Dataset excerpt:
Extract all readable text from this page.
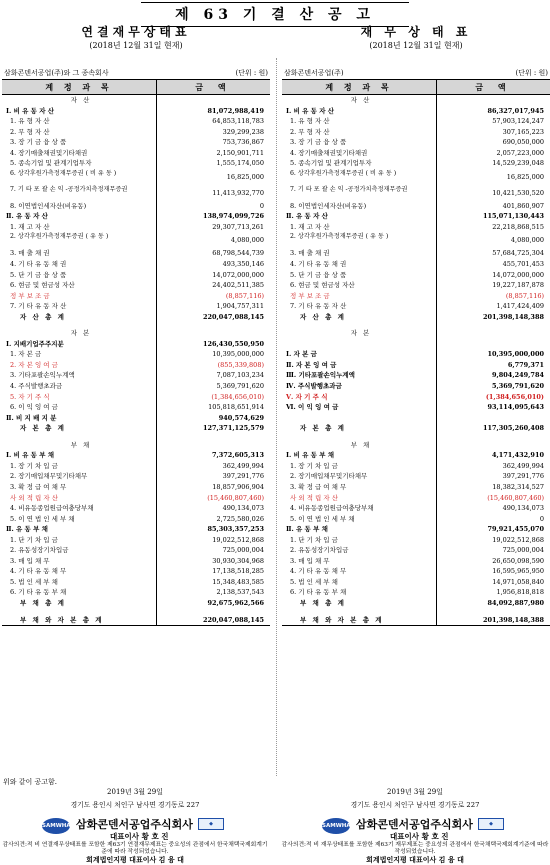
제 63 기 결 산 공 고
연결재무상태표
(2018년 12월 31일 현재)
삼화콘덴서공업(주)와 그 종속회사	(단위 : 원)
계 정 과 목	금 액
자 산
Ⅰ. 비 유 동 자 산	81,072,988,419
1. 유 형 자 산	64,853,118,783
2. 무 형 자 산	329,299,238
3. 장 기 금 융 상 품	753,736,867
4. 장기매출채권및기타채권	2,150,901,711
5. 종속기업 및 관계기업투자	1,555,174,050
6. 상각후원가측정재무증권 ( 비 유 동 )	16,825,000
7. 기 타 포 괄 손 익 -공정가치측정재무증권	11,413,932,770
8. 이연법인세자산(비유동)	0
Ⅱ. 유 동 자 산	138,974,099,726
1. 재 고 자 산	29,307,713,261
2. 상각후원가측정재무증권 ( 유 동 )	4,080,000
3. 매 출 채 권	68,798,544,739
4. 기 타 유 동 채 권	493,350,146
5. 단 기 금 융 상 품	14,072,000,000
6. 현금 및 현금성 자산	24,402,511,385
정 부 보 조 금	(8,857,116)
7. 기 타 유 동 자 산	1,904,757,311
자 산 총 계	220,047,088,145
자 본
Ⅰ. 지배기업주주지분	126,430,550,950
1. 자 본 금	10,395,000,000
2. 자 본 잉 여 금	(855,339,808)
3. 기타포괄손익누계액	7,087,103,234
4. 주식발행초과금	5,369,791,620
5. 자 기 주 식	(1,384,656,010)
6. 이 익 잉 여 금	105,818,651,914
Ⅱ. 비 지 배 지 분	940,574,629
자 본 총 계	127,371,125,579
부 채
Ⅰ. 비 유 동 부 채	7,372,605,313
1. 장 기 차 입 금	362,499,994
2. 장기매입채무및기타채무	397,291,776
3. 확 정 급 여 채 무	18,857,906,904
사 외 적 립 자 산	(15,460,807,460)
4. 비유동종업원급여충당부채	490,134,073
5. 이 연 법 인 세 부 채	2,725,580,026
Ⅱ. 유 동 부 채	85,303,357,253
1. 단 기 차 입 금	19,022,512,868
2. 유동성장기차입금	725,000,004
3. 매 입 채 무	30,930,304,968
4. 기 타 유 동 채 무	17,138,518,285
5. 법 인 세 부 채	15,348,483,585
6. 기 타 유 동 부 채	2,138,537,543
부 채 총 계	92,675,962,566
부 채 와 자 본 총 계	220,047,088,145
재 무 상 태 표
(2018년 12월 31일 현재)
삼화콘덴서공업(주)	(단위 : 원)
계 정 과 목	금 액
자 산
Ⅰ. 비 유 동 자 산	86,327,017,945
1. 유 형 자 산	57,903,124,247
2. 무 형 자 산	307,165,223
3. 장 기 금 융 상 품	690,050,000
4. 장기매출채권및기타채권	2,057,223,000
5. 종속기업 및 관계기업투자	14,529,239,048
6. 상각후원가측정재무증권 ( 비 유 동 )	16,825,000
7. 기 타 포 괄 손 익 -공정가치측정재무증권	10,421,530,520
8. 이연법인세자산(비유동)	401,860,907
Ⅱ. 유 동 자 산	115,071,130,443
1. 재 고 자 산	22,218,868,515
2. 상각후원가측정재무증권 ( 유 동 )	4,080,000
3. 매 출 채 권	57,684,725,304
4. 기 타 유 동 채 권	455,701,453
5. 단 기 금 융 상 품	14,072,000,000
6. 현금 및 현금성 자산	19,227,187,878
정 부 보 조 금	(8,857,116)
7. 기 타 유 동 자 산	1,417,424,409
자 산 총 계	201,398,148,388
자 본
Ⅰ. 자 본 금	10,395,000,000
Ⅱ. 자 본 잉 여 금	6,779,371
Ⅲ. 기타포괄손익누계액	9,804,249,784
Ⅳ. 주식발행초과금	5,369,791,620
Ⅴ. 자 기 주 식	(1,384,656,010)
Ⅵ. 이 익 잉 여 금	93,114,095,643
자 본 총 계	117,305,260,408
부 채
Ⅰ. 비 유 동 부 채	4,171,432,910
1. 장 기 차 입 금	362,499,994
2. 장기매입채무및기타채무	397,291,776
3. 확 정 급 여 채 무	18,382,314,527
사 외 적 립 자 산	(15,460,807,460)
4. 비유동종업원급여충당부채	490,134,073
5. 이 연 법 인 세 부 채	0
Ⅱ. 유 동 부 채	79,921,455,070
1. 단 기 차 입 금	19,022,512,868
2. 유동성장기차입금	725,000,004
3. 매 입 채 무	26,650,098,590
4. 기 타 유 동 채 무	16,595,965,950
5. 법 인 세 부 채	14,971,058,840
6. 기 타 유 동 부 채	1,956,818,818
부 채 총 계	84,092,887,980
부 채 와 자 본 총 계	201,398,148,388
위와 같이 공고함.
2019년 3월 29일	2019년 3월 29일
경기도 용인시 처인구 남사면 경기동로 227	경기도 용인시 처인구 남사면 경기동로 227
SAMWHA 삼화콘덴서공업주식회사
대표이사 황 호 진
◆	SAMWHA 삼화콘덴서공업주식회사
대표이사 황 호 진
◆
감사의견:적 비 연결재무상태표를 포함한 제63기 연결재무제표는 중요성의 관점에서 한국채택국제회계기준에 따라 작성되었습니다.
감사의견:적 비 재무상태표를 포함한 제63기 재무제표는 중요성의 관점에서 한국채택국제회계기준에 따라 작성되었습니다.
회계법인지평 대표이사 김 융 대	회계법인지평 대표이사 김 융 대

YOUR OBJECTIVE:
Say how many lines of the listing above contain "관점에서", with no other words.

EXERCISE RESULT:
2